Of the lines below, report only those that contain "with".

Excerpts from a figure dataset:
----

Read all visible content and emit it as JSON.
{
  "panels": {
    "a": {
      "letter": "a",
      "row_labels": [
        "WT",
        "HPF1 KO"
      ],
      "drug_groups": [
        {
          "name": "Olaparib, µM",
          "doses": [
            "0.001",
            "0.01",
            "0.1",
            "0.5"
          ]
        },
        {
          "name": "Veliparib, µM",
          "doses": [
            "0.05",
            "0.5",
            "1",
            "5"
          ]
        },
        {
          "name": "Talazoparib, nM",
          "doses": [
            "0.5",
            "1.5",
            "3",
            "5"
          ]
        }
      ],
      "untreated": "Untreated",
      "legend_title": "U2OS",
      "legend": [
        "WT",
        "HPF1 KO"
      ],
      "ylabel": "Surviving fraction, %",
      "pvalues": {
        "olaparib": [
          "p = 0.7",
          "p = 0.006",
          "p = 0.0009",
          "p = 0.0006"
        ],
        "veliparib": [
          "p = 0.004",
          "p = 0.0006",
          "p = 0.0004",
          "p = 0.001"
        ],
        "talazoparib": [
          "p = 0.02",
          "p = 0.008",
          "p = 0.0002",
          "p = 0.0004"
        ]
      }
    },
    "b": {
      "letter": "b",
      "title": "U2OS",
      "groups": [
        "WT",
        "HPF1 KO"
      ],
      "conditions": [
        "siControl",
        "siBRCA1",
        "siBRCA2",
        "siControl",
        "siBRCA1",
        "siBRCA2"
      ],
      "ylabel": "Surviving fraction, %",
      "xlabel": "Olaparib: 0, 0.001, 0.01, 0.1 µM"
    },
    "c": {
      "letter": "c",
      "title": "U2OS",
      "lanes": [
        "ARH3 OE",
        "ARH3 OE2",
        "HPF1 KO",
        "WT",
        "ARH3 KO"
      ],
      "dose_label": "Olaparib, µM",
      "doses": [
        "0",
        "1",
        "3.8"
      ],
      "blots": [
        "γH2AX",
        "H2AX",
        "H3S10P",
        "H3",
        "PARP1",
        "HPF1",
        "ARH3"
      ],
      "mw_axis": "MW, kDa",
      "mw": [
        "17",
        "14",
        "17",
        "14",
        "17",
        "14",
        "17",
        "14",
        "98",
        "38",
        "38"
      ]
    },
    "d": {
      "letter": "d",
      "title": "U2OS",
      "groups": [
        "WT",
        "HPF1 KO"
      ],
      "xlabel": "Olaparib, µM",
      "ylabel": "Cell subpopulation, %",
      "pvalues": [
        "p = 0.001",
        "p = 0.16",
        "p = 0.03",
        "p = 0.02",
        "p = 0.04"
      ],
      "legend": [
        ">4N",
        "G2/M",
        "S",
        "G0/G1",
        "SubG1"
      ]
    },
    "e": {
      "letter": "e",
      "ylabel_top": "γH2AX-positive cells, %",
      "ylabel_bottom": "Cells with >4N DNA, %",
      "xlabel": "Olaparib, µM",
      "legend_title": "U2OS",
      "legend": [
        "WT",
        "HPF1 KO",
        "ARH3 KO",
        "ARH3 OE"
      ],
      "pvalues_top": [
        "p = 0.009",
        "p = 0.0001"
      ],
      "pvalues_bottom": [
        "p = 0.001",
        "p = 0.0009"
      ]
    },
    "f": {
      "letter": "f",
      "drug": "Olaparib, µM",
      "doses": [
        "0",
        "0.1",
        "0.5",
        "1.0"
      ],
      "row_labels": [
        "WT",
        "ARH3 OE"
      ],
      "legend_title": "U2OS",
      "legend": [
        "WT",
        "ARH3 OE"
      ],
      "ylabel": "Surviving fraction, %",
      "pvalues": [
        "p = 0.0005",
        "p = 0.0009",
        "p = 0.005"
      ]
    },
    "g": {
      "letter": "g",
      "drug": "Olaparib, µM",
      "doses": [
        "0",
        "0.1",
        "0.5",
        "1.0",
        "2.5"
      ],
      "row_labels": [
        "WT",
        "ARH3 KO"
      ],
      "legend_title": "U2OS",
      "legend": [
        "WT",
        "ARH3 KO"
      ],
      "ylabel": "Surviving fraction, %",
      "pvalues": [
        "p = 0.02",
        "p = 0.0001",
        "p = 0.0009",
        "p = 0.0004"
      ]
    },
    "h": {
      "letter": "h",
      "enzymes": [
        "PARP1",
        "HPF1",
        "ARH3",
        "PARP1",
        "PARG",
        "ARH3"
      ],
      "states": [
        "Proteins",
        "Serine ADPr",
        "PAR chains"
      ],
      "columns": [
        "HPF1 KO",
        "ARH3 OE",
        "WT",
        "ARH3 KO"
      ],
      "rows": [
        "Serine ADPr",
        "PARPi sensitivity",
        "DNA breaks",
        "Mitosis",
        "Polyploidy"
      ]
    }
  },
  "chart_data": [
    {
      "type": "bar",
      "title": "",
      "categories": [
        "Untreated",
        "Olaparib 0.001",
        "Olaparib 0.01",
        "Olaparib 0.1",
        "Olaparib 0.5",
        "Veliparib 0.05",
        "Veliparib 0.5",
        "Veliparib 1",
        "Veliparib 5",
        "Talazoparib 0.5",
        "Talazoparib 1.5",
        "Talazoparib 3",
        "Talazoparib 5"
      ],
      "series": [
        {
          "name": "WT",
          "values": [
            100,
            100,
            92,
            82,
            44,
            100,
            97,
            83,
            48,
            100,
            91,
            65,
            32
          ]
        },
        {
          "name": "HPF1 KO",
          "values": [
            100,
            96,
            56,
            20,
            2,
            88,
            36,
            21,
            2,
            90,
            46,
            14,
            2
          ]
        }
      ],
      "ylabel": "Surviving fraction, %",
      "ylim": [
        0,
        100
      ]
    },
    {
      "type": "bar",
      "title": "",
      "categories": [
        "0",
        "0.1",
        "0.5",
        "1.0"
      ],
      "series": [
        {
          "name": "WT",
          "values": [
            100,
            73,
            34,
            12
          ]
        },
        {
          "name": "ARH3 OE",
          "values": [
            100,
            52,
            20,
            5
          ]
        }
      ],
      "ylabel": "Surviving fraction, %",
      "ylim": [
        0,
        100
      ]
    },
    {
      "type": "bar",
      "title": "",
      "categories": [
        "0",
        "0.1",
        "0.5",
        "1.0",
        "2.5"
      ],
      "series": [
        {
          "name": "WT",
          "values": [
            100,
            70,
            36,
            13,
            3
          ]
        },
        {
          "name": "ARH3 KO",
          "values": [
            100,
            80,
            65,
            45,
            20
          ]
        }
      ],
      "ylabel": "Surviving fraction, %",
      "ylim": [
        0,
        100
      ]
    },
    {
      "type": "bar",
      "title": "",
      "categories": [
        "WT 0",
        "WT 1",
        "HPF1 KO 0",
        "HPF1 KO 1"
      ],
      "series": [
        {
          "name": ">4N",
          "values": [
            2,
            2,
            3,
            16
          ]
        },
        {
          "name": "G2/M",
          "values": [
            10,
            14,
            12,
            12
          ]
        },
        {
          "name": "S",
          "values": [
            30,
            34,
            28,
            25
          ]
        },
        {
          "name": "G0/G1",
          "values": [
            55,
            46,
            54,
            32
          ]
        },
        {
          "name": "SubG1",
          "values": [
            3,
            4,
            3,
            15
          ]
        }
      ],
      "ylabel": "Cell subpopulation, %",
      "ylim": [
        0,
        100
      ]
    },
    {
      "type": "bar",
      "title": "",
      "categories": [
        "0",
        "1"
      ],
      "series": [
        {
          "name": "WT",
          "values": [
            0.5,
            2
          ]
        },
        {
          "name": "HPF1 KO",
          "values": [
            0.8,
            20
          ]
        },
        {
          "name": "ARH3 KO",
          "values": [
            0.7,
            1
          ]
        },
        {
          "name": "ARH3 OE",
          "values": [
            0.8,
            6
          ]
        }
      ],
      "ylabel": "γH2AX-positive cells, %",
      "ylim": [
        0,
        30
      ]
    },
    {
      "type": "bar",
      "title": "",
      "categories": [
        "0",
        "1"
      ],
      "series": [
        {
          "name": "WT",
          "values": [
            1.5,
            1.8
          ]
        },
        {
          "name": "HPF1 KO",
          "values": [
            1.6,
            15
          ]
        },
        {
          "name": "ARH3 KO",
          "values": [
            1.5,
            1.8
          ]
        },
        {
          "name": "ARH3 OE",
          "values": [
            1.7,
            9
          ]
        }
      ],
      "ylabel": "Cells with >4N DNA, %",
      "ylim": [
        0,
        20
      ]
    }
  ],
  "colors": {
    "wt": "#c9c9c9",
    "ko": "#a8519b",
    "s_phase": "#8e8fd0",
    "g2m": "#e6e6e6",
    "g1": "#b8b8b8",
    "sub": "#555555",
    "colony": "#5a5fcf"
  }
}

----

Solved problem:
      "ylabel_bottom": "Cells with >4N DNA, %",
      "ylabel": "Cells with >4N DNA, %",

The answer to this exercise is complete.